■ SHORT EXERCISE
Transcribe every line exactly and omit anything that is a picture.
### RAW RECORDS
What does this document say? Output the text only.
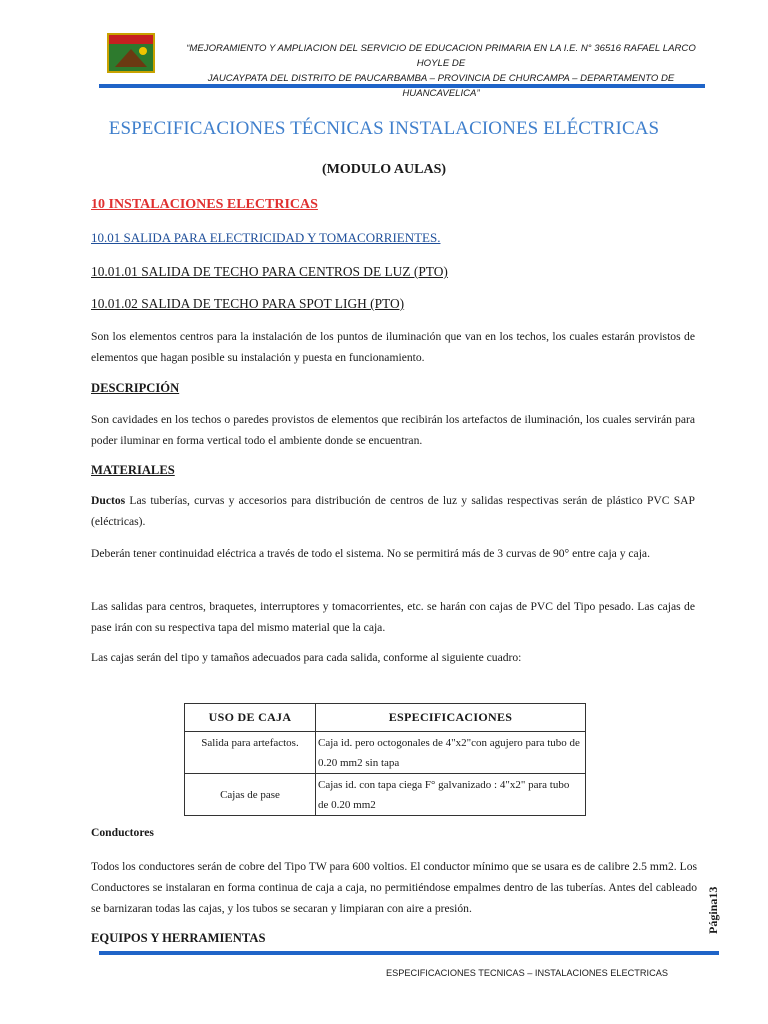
“MEJORAMIENTO Y AMPLIACION DEL SERVICIO DE EDUCACION PRIMARIA EN LA I.E. N° 36516 RAFAEL LARCO HOYLE DE
JAUCAYPATA DEL DISTRITO DE PAUCARBAMBA – PROVINCIA DE CHURCAMPA – DEPARTAMENTO DE HUANCAVELICA”
ESPECIFICACIONES TÉCNICAS INSTALACIONES ELÉCTRICAS
(MODULO AULAS)
10 INSTALACIONES ELECTRICAS
10.01 SALIDA PARA ELECTRICIDAD Y TOMACORRIENTES.
10.01.01 SALIDA DE TECHO PARA CENTROS DE LUZ (PTO)
10.01.02 SALIDA DE TECHO PARA SPOT LIGH (PTO)
Son los elementos centros para la instalación de los puntos de iluminación que van en los techos, los cuales estarán provistos de elementos que hagan posible su instalación y puesta en funcionamiento.
DESCRIPCIÓN
Son cavidades en los techos o paredes provistos de elementos que recibirán los artefactos de iluminación, los cuales servirán para poder iluminar en forma vertical todo el ambiente donde se encuentran.
MATERIALES
Ductos Las tuberías, curvas y accesorios para distribución de centros de luz y salidas respectivas serán de plástico PVC SAP (eléctricas).
Deberán tener continuidad eléctrica a través de todo el sistema. No se permitirá más de 3 curvas de 90° entre caja y caja.
Las salidas para centros, braquetes, interruptores y tomacorrientes, etc. se harán con cajas de PVC del Tipo pesado. Las cajas de pase irán con su respectiva tapa del mismo material que la caja.
Las cajas serán del tipo y tamaños adecuados para cada salida, conforme al siguiente cuadro:
USO DE CAJA	ESPECIFICACIONES
Salida para artefactos.	Caja id. pero octogonales de 4"x2"con agujero para tubo de 0.20 mm2 sin tapa
Cajas de pase	Cajas id. con tapa ciega F° galvanizado : 4"x2" para tubo de 0.20 mm2
Conductores
Todos los conductores serán de cobre del Tipo TW para 600 voltios. El conductor mínimo que se usara es de calibre 2.5 mm2. Los Conductores se instalaran en forma continua de caja a caja, no permitiéndose empalmes dentro de las tuberías. Antes del cableado se barnizaran todas las cajas, y los tubos se secaran y limpiaran con aire a presión.
EQUIPOS Y HERRAMIENTAS
Página13
ESPECIFICACIONES TECNICAS – INSTALACIONES ELECTRICAS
######
■ FINISHED TASK
What does this document say? Output the text only.
“MEJORAMIENTO Y AMPLIACION DEL SERVICIO DE EDUCACION PRIMARIA EN LA I.E. N° 36516 RAFAEL LARCO HOYLE DE
JAUCAYPATA DEL DISTRITO DE PAUCARBAMBA – PROVINCIA DE CHURCAMPA – DEPARTAMENTO DE HUANCAVELICA”
ESPECIFICACIONES TÉCNICAS INSTALACIONES ELÉCTRICAS
(MODULO AULAS)
10 INSTALACIONES ELECTRICAS
10.01 SALIDA PARA ELECTRICIDAD Y TOMACORRIENTES.
10.01.01 SALIDA DE TECHO PARA CENTROS DE LUZ (PTO)
10.01.02 SALIDA DE TECHO PARA SPOT LIGH (PTO)
Son los elementos centros para la instalación de los puntos de iluminación que van en los techos, los cuales estarán provistos de elementos que hagan posible su instalación y puesta en funcionamiento.
DESCRIPCIÓN
Son cavidades en los techos o paredes provistos de elementos que recibirán los artefactos de iluminación, los cuales servirán para poder iluminar en forma vertical todo el ambiente donde se encuentran.
MATERIALES
Ductos Las tuberías, curvas y accesorios para distribución de centros de luz y salidas respectivas serán de plástico PVC SAP (eléctricas).
Deberán tener continuidad eléctrica a través de todo el sistema. No se permitirá más de 3 curvas de 90° entre caja y caja.
Las salidas para centros, braquetes, interruptores y tomacorrientes, etc. se harán con cajas de PVC del Tipo pesado. Las cajas de pase irán con su respectiva tapa del mismo material que la caja.
Las cajas serán del tipo y tamaños adecuados para cada salida, conforme al siguiente cuadro:
USO DE CAJA	ESPECIFICACIONES
Salida para artefactos.	Caja id. pero octogonales de 4"x2"con agujero para tubo de 0.20 mm2 sin tapa
Cajas de pase	Cajas id. con tapa ciega F° galvanizado : 4"x2" para tubo de 0.20 mm2
Conductores
Todos los conductores serán de cobre del Tipo TW para 600 voltios. El conductor mínimo que se usara es de calibre 2.5 mm2. Los Conductores se instalaran en forma continua de caja a caja, no permitiéndose empalmes dentro de las tuberías. Antes del cableado se barnizaran todas las cajas, y los tubos se secaran y limpiaran con aire a presión.
EQUIPOS Y HERRAMIENTAS
Página13
ESPECIFICACIONES TECNICAS – INSTALACIONES ELECTRICAS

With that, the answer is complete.